[WHAT YOU NEED TO DO]: State how many lines contain the string "FXCM", and write nothing else.

[THE RECORDS]:
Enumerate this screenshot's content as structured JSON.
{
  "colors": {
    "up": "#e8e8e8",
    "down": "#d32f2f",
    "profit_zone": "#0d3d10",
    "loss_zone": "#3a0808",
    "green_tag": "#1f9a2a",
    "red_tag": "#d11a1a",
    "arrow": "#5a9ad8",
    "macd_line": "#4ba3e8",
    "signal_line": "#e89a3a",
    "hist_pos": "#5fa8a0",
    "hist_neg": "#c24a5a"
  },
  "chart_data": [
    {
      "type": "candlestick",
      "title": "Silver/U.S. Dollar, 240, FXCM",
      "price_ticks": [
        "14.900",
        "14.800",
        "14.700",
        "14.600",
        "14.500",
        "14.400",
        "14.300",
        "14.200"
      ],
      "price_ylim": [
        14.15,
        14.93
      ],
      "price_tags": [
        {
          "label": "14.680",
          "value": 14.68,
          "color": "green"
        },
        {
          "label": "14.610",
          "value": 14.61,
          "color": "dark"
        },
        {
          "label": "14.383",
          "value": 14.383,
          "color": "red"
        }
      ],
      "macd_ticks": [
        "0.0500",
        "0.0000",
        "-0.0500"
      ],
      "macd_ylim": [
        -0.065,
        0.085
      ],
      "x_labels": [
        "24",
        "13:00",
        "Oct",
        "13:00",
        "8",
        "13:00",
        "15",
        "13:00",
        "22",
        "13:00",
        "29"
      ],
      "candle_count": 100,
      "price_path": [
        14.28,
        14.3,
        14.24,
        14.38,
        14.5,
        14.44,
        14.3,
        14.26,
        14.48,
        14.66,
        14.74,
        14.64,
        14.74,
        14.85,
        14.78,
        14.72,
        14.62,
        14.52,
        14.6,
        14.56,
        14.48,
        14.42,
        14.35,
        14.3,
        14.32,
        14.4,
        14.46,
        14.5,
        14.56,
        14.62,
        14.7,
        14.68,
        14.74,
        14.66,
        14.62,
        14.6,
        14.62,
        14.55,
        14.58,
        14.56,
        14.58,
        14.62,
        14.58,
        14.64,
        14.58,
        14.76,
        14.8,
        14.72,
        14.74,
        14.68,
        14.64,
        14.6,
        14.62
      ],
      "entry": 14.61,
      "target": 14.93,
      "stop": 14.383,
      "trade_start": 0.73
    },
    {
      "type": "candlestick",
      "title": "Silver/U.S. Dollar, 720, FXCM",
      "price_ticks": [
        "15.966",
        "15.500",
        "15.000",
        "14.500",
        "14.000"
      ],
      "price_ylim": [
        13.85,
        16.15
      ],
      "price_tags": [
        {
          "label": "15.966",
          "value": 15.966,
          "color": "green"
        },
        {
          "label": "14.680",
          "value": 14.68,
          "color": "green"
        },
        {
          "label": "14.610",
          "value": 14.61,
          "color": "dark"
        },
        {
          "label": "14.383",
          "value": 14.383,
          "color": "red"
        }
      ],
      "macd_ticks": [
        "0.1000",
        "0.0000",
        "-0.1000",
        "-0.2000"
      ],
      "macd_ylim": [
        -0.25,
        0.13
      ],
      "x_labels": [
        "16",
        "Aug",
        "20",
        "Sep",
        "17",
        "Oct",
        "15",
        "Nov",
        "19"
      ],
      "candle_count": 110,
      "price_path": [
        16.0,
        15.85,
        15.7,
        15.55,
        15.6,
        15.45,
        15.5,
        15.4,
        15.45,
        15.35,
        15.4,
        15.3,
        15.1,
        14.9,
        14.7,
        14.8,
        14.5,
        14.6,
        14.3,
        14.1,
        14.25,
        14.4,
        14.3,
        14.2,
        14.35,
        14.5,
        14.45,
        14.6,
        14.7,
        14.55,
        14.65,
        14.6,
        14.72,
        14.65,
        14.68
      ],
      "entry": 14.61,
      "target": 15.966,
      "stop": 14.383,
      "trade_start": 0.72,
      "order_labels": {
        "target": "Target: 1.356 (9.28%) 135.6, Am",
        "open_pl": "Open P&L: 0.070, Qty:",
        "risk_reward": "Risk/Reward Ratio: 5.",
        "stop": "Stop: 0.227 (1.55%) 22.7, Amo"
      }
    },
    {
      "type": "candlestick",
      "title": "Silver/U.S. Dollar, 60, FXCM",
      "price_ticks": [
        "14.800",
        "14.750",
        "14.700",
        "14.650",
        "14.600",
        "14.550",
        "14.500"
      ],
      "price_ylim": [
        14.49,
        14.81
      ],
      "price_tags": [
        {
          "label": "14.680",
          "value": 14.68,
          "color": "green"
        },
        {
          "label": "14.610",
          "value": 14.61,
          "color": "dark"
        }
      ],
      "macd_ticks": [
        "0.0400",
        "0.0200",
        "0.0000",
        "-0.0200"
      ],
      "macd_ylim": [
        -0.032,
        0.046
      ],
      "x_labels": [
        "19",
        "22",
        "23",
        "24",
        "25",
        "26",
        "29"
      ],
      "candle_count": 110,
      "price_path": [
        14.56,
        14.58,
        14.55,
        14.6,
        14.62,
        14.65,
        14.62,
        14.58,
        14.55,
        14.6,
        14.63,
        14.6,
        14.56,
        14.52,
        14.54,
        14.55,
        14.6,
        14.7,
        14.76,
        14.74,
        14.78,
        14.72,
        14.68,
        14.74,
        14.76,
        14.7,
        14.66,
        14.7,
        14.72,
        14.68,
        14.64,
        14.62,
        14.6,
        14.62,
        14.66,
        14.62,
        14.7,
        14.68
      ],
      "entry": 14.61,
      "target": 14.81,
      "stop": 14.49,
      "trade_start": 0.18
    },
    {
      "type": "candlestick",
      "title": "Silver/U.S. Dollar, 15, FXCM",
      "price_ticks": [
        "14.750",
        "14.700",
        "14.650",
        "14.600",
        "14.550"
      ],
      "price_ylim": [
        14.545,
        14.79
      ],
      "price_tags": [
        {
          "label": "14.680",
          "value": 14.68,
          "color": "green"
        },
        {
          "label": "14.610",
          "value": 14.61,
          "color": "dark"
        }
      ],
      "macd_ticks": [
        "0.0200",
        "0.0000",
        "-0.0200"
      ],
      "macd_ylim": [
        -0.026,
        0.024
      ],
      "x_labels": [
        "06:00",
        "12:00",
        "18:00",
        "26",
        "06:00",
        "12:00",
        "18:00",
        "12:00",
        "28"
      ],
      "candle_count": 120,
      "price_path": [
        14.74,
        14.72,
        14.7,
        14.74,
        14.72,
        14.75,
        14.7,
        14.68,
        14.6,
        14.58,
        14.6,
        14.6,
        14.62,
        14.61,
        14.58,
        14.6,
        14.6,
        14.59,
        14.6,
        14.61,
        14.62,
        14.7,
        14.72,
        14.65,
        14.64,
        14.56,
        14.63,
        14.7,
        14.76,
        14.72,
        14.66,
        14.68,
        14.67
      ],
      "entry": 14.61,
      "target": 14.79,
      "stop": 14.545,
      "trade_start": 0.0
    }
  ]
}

[EXERCISE OUTPUT]: 4